— BEGIN Available data —

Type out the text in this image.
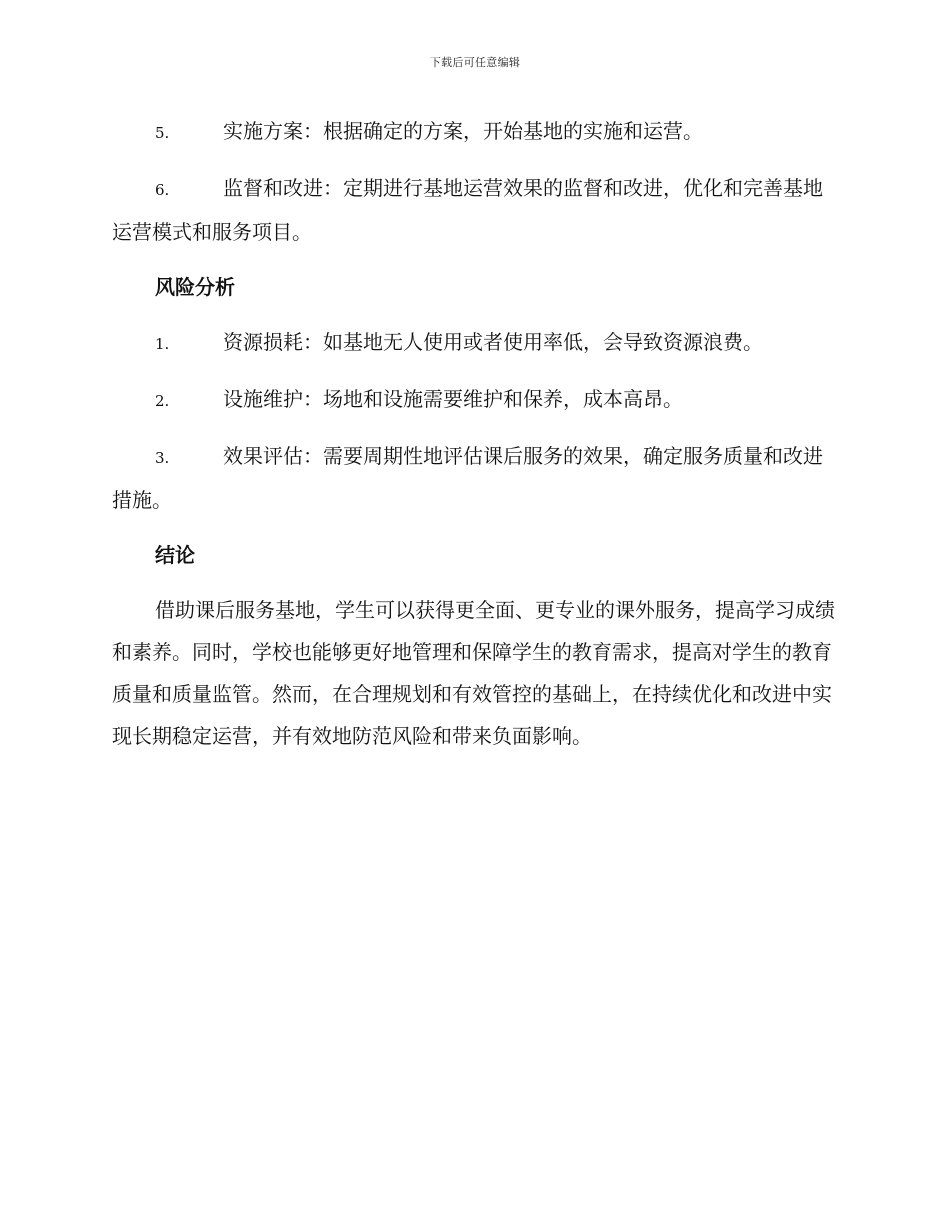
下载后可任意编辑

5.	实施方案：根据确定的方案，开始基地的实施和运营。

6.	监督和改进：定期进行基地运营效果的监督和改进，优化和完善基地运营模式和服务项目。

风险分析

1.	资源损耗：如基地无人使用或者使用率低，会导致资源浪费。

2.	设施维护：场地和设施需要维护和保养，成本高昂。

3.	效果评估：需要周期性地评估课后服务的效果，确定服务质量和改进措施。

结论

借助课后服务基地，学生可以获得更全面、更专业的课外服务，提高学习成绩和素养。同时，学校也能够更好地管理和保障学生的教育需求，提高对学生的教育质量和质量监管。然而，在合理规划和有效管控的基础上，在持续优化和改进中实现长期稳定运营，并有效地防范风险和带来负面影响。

— END Available data —
— BEGIN Available data —

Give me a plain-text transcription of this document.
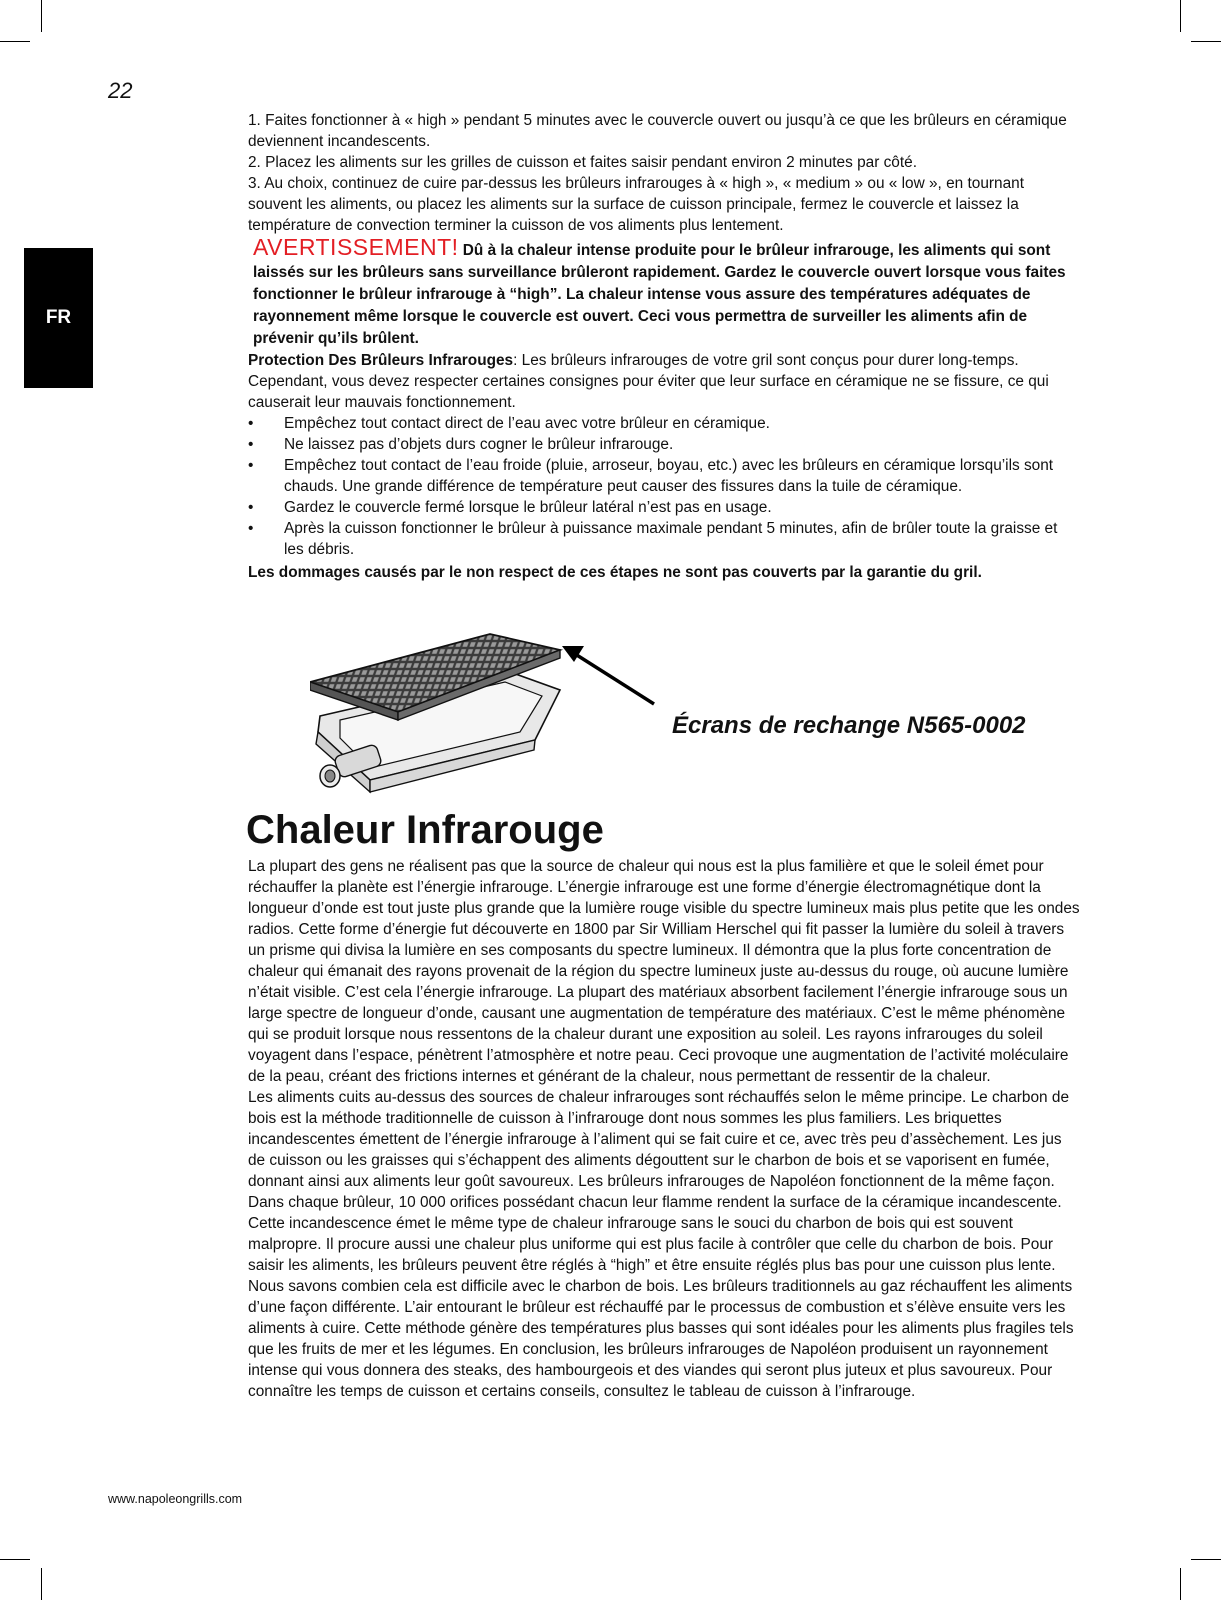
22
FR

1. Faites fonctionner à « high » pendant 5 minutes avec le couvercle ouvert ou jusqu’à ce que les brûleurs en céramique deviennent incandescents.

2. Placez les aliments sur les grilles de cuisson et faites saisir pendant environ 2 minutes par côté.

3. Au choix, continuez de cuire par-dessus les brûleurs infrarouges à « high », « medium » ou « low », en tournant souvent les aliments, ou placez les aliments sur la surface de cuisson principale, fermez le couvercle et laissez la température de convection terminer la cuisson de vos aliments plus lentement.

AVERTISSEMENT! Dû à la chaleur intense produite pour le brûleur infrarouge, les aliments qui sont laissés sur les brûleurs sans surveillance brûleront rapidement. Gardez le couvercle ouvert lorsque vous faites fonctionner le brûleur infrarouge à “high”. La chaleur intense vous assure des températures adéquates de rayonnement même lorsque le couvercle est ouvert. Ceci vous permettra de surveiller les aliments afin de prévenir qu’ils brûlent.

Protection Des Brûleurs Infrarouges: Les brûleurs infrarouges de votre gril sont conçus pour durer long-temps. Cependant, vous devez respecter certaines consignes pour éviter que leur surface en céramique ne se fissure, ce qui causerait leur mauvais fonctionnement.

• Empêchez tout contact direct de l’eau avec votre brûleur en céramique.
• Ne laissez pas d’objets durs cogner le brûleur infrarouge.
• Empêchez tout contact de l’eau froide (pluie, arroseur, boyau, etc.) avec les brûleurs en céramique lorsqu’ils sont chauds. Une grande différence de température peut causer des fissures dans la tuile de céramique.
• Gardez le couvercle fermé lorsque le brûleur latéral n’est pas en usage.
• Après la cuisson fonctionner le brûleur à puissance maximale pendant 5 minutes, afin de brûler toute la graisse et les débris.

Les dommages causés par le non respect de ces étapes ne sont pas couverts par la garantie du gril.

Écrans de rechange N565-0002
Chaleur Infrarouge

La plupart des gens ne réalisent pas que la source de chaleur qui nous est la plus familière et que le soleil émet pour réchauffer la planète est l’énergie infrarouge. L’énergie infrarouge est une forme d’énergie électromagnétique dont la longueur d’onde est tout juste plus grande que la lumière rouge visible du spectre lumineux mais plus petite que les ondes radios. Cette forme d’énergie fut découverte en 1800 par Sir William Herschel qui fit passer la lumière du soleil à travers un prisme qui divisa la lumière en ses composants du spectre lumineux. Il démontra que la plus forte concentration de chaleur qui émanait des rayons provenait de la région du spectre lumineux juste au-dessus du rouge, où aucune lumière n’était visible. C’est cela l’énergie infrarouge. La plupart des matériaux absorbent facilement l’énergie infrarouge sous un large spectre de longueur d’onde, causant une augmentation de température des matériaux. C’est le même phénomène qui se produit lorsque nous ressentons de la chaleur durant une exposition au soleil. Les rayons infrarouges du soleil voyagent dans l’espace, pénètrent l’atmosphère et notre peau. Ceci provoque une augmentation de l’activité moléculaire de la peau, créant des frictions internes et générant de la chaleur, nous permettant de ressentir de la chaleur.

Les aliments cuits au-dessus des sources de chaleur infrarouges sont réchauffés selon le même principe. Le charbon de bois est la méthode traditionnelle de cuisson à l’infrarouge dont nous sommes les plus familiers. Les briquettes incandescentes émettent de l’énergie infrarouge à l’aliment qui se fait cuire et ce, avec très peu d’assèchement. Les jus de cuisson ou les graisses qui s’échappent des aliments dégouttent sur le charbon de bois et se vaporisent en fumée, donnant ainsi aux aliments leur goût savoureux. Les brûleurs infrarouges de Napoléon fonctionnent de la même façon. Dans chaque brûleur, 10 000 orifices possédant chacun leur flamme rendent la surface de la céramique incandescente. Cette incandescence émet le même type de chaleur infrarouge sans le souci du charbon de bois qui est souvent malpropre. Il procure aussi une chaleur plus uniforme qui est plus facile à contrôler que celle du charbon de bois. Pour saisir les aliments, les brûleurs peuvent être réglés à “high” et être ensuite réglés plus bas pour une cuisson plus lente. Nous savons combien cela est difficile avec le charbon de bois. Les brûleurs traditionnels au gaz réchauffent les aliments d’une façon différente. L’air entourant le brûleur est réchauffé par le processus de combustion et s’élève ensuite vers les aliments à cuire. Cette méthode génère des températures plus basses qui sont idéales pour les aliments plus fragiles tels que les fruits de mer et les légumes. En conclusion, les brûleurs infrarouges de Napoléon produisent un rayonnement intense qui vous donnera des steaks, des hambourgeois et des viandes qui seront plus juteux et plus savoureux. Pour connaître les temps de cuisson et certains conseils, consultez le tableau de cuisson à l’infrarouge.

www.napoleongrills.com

— END Available data —
— BEGIN Available data —

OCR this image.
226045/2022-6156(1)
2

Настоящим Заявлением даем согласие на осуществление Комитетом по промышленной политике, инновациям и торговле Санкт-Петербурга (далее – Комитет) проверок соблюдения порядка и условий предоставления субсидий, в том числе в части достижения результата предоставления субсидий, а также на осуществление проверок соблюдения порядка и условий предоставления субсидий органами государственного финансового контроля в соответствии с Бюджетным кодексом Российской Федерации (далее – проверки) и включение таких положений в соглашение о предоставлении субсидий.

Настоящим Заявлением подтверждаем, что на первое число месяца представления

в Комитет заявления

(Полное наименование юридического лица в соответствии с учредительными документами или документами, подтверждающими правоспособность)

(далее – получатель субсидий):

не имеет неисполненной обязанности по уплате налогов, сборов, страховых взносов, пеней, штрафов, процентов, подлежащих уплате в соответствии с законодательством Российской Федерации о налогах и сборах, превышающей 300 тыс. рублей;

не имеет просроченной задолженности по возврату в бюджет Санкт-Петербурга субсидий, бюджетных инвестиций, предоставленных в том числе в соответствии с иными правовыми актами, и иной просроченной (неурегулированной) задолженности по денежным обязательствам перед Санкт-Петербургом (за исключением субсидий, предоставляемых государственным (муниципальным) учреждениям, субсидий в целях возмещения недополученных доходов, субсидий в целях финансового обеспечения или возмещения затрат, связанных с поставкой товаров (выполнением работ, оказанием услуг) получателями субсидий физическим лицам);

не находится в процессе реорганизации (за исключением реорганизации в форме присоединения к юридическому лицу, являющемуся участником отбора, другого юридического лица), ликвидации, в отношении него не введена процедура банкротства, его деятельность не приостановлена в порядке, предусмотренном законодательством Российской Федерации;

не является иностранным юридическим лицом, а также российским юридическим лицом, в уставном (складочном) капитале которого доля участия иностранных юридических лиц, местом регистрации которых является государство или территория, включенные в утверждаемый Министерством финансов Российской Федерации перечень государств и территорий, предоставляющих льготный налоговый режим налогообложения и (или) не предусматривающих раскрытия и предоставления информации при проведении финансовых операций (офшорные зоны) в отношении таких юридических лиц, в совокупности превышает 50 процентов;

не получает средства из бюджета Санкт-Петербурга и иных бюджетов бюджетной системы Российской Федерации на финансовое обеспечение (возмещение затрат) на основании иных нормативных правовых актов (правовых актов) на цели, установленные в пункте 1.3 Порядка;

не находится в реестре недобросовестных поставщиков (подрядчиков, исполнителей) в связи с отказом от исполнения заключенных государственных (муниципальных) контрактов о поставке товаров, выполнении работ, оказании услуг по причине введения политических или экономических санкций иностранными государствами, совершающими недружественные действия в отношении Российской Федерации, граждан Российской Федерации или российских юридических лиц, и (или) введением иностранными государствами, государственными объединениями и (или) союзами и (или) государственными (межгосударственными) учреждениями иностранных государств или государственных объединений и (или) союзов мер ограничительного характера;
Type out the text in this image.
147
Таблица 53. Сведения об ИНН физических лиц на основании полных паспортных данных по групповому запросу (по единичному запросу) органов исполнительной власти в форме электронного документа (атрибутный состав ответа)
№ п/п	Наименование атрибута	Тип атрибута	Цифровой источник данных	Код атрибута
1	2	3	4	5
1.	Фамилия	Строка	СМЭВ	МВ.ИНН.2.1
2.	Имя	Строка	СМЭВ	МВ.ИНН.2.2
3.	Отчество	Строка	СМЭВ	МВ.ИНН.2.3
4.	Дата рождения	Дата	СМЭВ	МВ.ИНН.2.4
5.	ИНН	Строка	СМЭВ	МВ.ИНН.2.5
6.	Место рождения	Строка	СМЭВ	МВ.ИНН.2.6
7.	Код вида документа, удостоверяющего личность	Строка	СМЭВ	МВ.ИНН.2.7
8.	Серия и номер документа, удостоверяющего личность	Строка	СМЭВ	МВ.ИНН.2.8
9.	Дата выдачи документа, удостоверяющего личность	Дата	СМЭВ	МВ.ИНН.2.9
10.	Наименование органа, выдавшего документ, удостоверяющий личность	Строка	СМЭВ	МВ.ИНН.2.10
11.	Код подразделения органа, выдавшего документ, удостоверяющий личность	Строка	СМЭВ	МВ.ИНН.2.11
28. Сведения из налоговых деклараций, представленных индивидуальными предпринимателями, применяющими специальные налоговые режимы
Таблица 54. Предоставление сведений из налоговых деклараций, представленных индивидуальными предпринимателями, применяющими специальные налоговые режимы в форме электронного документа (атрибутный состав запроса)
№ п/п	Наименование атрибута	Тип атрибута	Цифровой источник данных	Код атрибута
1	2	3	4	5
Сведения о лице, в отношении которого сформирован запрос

— END Available data —

> Instruction:
From the listing above, copy every line that holds the string "налоговые".

> Answer to this problem:
28. Сведения из налоговых деклараций, представленных индивидуальными предпринимателями, применяющими специальные налоговые режимы
Таблица 54. Предоставление сведений из налоговых деклараций, представленных индивидуальными предпринимателями, применяющими специальные налоговые режимы в форме электронного документа (атрибутный состав запроса)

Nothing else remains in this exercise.